=== What is needed ===
Omit all pictures and give the records below again exactly as written.

━━ Material for this task ━━

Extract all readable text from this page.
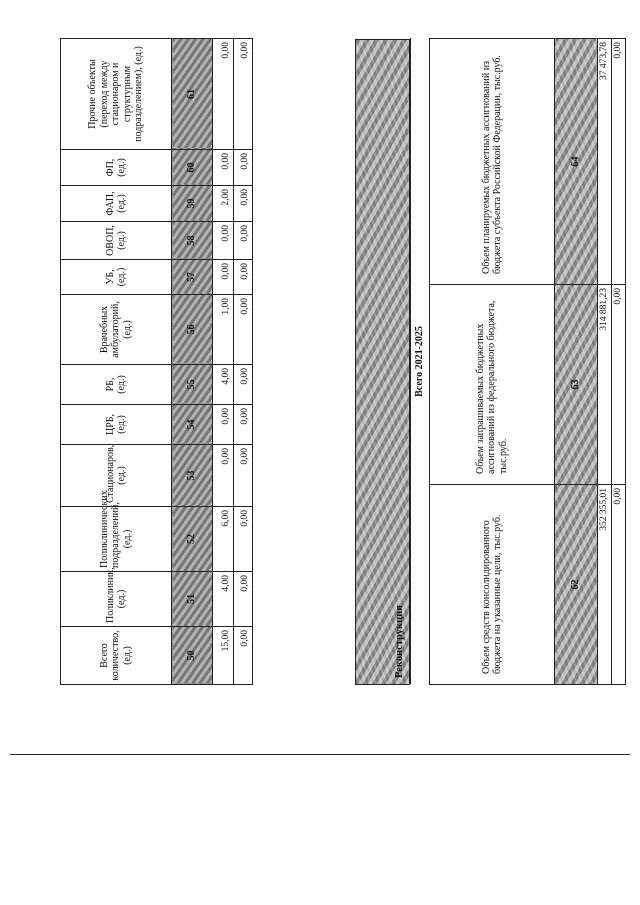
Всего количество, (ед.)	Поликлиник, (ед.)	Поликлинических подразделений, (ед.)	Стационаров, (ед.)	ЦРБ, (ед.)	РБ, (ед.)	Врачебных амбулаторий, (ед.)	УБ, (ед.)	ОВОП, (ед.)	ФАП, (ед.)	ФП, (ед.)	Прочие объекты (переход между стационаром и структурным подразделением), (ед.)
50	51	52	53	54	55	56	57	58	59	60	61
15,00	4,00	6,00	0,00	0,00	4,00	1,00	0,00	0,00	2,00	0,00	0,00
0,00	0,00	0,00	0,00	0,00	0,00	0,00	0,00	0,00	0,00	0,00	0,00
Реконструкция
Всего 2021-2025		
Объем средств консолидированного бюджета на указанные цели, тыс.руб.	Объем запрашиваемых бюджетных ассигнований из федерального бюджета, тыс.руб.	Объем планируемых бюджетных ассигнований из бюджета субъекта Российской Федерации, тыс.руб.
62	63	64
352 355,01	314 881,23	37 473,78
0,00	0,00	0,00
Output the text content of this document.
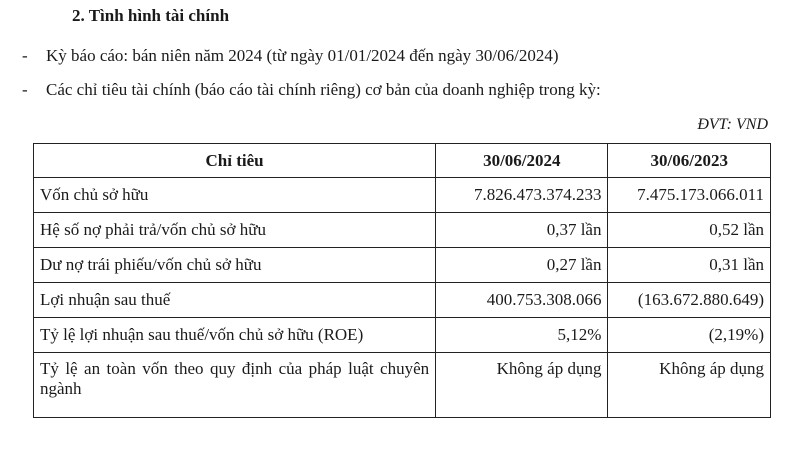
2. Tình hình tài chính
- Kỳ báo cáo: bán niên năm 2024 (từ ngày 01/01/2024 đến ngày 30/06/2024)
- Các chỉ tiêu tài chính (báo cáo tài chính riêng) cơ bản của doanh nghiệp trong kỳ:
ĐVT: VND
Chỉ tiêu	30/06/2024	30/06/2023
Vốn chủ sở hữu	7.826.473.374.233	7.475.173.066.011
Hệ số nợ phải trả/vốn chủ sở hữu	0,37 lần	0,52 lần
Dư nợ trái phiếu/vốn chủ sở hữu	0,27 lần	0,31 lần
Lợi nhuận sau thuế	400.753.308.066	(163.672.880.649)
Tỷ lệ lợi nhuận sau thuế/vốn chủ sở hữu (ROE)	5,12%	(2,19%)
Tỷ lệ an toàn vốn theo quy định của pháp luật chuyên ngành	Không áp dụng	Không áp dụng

━━━

=== Worked solution ===
Extract all readable text from this page.
Всего количество, (ед.)	Поликлиник, (ед.)	Поликлинических подразделений, (ед.)	Стационаров, (ед.)	ЦРБ, (ед.)	РБ, (ед.)	Врачебных амбулаторий, (ед.)	УБ, (ед.)	ОВОП, (ед.)	ФАП, (ед.)	ФП, (ед.)	Прочие объекты (переход между стационаром и структурным подразделением), (ед.)
50	51	52	53	54	55	56	57	58	59	60	61
15,00	4,00	6,00	0,00	0,00	4,00	1,00	0,00	0,00	2,00	0,00	0,00
0,00	0,00	0,00	0,00	0,00	0,00	0,00	0,00	0,00	0,00	0,00	0,00
Реконструкция
Всего 2021-2025		
Объем средств консолидированного бюджета на указанные цели, тыс.руб.	Объем запрашиваемых бюджетных ассигнований из федерального бюджета, тыс.руб.	Объем планируемых бюджетных ассигнований из бюджета субъекта Российской Федерации, тыс.руб.
62	63	64
352 355,01	314 881,23	37 473,78
0,00	0,00	0,00
Output the text content of this document.
2. Tình hình tài chính
- Kỳ báo cáo: bán niên năm 2024 (từ ngày 01/01/2024 đến ngày 30/06/2024)
- Các chỉ tiêu tài chính (báo cáo tài chính riêng) cơ bản của doanh nghiệp trong kỳ:
ĐVT: VND
Chỉ tiêu	30/06/2024	30/06/2023
Vốn chủ sở hữu	7.826.473.374.233	7.475.173.066.011
Hệ số nợ phải trả/vốn chủ sở hữu	0,37 lần	0,52 lần
Dư nợ trái phiếu/vốn chủ sở hữu	0,27 lần	0,31 lần
Lợi nhuận sau thuế	400.753.308.066	(163.672.880.649)
Tỷ lệ lợi nhuận sau thuế/vốn chủ sở hữu (ROE)	5,12%	(2,19%)
Tỷ lệ an toàn vốn theo quy định của pháp luật chuyên ngành	Không áp dụng	Không áp dụng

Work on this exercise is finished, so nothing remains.